*Actions to take*
a - Answer each question from the text on Medishare programs:
(i) What is the most common concern heard from specialists considering leaving corporate roles?
(ii) Which tax deduction do medical cost sharing programs not qualify for?
(iii) Why are Medishare programs not subject to the same consumer protections and oversight as insurance?
b - Copy everything in the Medishare text from "The Dangers and" down to "or catastrophic events.", word for word.

*Text excerpt*
======
Medishare Programs for Business Owners:

The most common concern I hear from specialists considering leaving corporate roles is maintaining health insurance coverage. Business Owners considering Medical Cost Sharing Programs should carefully consider the following:

  1. Medishare programs likely restrict cost sharing for any pre-existing conditions
  2. Medishare programs are not insurance and are not required to pay any bills and cannot be legally compelled to pay any bills
  3. While medical cost sharing programs satisfied the ACA requirements for obtaining coverage they are not insurance and therefore do not qualify for the Self-Employed Health Insurance Deduction. For self-employed individuals not eligible to be covered by a spouse’s coverage, health insurance premiums are a deductible expense. This effectively lowers the cost of health insurance for a business owner. While a cost-sharing program is likely cheaper on a dollar basis it’s possible that business owners will prefer the coverage and security of a traditional insurance and enjoy the associated tax deduction.

The Dangers and Risks of Medishare Programs:

While Medishare programs offer potential benefits, it's essential to understand the risks involved. Since these programs are not regulated as insurance, they are not subject to the same consumer protections and oversight. Pre-existing conditions may not be covered, and there may be limitations or exclusions for certain medical treatments. Additionally, there's a risk of funds being insufficient to cover all medical expenses, especially in cases of high-cost treatments or catastrophic events.
======
*Data provided*
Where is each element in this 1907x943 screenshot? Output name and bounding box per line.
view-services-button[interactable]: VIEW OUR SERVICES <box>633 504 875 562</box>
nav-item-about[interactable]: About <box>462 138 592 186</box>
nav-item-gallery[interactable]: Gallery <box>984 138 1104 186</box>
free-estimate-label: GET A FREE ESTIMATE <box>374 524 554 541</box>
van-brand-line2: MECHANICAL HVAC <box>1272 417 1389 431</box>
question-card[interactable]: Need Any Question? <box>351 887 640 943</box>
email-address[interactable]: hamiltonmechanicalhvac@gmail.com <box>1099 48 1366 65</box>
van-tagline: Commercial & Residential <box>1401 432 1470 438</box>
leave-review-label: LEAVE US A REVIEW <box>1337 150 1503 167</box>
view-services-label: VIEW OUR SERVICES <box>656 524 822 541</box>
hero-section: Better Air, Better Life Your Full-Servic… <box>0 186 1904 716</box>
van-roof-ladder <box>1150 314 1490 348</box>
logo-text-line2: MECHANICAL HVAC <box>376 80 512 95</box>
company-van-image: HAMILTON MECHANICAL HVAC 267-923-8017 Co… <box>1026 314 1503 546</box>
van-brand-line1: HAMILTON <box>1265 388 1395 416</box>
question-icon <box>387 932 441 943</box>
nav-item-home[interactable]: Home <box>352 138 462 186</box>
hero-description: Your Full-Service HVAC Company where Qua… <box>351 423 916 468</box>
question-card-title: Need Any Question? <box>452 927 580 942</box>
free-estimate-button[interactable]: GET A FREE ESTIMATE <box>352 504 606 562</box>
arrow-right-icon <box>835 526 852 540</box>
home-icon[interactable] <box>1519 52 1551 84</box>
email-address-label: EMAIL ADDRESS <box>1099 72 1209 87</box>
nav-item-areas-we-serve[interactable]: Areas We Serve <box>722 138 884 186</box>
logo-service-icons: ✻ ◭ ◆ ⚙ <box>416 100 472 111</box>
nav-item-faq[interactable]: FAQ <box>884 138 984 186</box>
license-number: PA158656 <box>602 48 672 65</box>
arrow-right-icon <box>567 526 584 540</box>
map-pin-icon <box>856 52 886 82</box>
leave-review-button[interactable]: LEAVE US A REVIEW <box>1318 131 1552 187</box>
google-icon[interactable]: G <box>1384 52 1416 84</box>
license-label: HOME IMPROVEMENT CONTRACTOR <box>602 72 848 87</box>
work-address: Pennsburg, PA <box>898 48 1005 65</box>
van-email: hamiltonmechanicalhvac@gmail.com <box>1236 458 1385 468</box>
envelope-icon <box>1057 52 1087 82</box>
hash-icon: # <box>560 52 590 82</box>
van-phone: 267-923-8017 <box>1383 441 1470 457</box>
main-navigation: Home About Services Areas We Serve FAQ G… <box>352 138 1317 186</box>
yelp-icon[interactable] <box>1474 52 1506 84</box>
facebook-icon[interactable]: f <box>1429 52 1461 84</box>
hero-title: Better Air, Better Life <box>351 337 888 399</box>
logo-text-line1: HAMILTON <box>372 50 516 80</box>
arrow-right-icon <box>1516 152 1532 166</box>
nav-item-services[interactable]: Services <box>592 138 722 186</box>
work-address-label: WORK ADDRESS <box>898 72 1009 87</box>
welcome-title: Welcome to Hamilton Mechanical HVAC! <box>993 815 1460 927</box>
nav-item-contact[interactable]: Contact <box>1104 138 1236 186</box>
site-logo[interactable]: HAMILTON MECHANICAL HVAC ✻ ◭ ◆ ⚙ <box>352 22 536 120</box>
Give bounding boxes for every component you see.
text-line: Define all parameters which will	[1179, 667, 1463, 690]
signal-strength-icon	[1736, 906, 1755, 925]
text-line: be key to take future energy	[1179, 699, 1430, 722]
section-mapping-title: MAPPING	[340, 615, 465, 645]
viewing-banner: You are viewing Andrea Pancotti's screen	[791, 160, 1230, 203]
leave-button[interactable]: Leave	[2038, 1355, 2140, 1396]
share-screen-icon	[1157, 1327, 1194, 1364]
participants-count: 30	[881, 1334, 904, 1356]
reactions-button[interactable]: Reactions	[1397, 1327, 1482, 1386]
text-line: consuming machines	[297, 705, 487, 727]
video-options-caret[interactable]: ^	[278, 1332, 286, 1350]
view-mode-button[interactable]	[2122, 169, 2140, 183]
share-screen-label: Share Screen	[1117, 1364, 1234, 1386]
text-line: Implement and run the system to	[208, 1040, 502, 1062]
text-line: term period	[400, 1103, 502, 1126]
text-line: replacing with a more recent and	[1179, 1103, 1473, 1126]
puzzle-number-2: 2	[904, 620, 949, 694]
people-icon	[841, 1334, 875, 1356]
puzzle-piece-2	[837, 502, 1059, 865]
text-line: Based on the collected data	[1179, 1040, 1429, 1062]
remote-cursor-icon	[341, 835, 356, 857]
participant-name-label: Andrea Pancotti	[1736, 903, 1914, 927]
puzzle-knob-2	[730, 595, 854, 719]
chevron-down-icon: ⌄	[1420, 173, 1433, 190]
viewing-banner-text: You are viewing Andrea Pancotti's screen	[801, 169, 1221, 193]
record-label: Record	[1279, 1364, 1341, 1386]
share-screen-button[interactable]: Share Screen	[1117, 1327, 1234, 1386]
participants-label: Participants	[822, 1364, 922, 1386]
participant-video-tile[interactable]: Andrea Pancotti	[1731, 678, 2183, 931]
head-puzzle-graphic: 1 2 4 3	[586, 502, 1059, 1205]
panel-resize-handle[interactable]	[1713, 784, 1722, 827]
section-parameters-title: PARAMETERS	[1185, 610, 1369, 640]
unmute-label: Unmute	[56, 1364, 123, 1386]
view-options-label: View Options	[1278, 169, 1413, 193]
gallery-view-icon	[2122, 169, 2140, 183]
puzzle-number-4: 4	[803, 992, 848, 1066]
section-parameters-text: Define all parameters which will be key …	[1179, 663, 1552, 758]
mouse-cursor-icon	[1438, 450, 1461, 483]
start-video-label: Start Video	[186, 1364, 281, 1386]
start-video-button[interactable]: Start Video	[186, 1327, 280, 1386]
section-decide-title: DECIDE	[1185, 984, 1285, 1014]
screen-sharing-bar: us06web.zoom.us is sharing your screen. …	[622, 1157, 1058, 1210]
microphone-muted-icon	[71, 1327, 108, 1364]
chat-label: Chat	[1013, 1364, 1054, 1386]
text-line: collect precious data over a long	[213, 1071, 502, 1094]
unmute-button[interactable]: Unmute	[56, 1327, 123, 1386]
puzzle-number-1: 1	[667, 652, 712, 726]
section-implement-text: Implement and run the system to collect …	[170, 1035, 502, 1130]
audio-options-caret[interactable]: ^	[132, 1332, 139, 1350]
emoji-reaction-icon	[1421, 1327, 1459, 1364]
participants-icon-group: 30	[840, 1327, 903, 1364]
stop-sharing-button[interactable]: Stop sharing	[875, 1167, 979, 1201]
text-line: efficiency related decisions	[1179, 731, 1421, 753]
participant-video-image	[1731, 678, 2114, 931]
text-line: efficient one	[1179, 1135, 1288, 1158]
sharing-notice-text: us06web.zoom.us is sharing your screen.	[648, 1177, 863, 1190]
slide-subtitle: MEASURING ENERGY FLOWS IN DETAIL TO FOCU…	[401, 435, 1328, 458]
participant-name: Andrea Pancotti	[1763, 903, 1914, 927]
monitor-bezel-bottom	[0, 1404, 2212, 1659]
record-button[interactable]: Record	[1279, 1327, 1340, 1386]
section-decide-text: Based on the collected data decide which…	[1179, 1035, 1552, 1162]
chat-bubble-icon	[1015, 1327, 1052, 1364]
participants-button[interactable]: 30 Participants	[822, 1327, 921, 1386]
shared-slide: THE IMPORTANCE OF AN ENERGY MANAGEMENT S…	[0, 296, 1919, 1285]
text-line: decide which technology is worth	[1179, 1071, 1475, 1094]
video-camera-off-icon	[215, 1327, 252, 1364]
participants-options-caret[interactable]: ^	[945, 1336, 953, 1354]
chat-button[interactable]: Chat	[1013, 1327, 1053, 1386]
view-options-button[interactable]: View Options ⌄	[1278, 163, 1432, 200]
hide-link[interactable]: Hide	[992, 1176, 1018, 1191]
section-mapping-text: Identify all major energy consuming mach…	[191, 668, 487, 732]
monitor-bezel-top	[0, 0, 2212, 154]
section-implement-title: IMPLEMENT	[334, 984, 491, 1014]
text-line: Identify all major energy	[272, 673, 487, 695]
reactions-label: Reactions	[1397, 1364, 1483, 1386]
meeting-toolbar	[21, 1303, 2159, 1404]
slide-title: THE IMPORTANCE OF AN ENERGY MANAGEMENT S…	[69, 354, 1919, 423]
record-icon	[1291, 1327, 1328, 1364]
======
*Task solutions*
a -
(i) Maintaining health insurance coverage.
(ii) The Self-Employed Health Insurance Deduction.
(iii) Because they are not regulated as insurance.

b -
The Dangers and Risks of Medishare Programs:

While Medishare programs offer potential benefits, it's essential to understand the risks involved. Since these programs are not regulated as insurance, they are not subject to the same consumer protections and oversight. Pre-existing conditions may not be covered, and there may be limitations or exclusions for certain medical treatments. Additionally, there's a risk of funds being insufficient to cover all medical expenses, especially in cases of high-cost treatments or catastrophic events.